RECORDS SHOWN
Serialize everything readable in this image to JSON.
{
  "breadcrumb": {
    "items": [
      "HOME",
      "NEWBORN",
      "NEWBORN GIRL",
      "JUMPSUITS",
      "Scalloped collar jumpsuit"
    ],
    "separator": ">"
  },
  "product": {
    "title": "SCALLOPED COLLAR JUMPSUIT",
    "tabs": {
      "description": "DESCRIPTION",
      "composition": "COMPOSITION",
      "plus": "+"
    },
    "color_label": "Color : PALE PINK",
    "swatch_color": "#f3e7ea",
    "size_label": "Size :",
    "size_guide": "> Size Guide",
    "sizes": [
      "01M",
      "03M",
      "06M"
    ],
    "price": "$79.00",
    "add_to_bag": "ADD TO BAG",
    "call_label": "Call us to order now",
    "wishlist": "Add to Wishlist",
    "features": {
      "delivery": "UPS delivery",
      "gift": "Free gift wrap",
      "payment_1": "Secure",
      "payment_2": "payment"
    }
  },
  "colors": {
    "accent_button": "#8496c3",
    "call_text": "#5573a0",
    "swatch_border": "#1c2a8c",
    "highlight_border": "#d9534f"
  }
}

PROMPT
Return the entries in full, keeping every line exactly as it is.

SOLUTION TO THIS PROBLEM
Serialize everything readable in this image to JSON.
{
  "breadcrumb": {
    "items": [
      "HOME",
      "NEWBORN",
      "NEWBORN GIRL",
      "JUMPSUITS",
      "Scalloped collar jumpsuit"
    ],
    "separator": ">"
  },
  "product": {
    "title": "SCALLOPED COLLAR JUMPSUIT",
    "tabs": {
      "description": "DESCRIPTION",
      "composition": "COMPOSITION",
      "plus": "+"
    },
    "color_label": "Color : PALE PINK",
    "swatch_color": "#f3e7ea",
    "size_label": "Size :",
    "size_guide": "> Size Guide",
    "sizes": [
      "01M",
      "03M",
      "06M"
    ],
    "price": "$79.00",
    "add_to_bag": "ADD TO BAG",
    "call_label": "Call us to order now",
    "wishlist": "Add to Wishlist",
    "features": {
      "delivery": "UPS delivery",
      "gift": "Free gift wrap",
      "payment_1": "Secure",
      "payment_2": "payment"
    }
  },
  "colors": {
    "accent_button": "#8496c3",
    "call_text": "#5573a0",
    "swatch_border": "#1c2a8c",
    "highlight_border": "#d9534f"
  }
}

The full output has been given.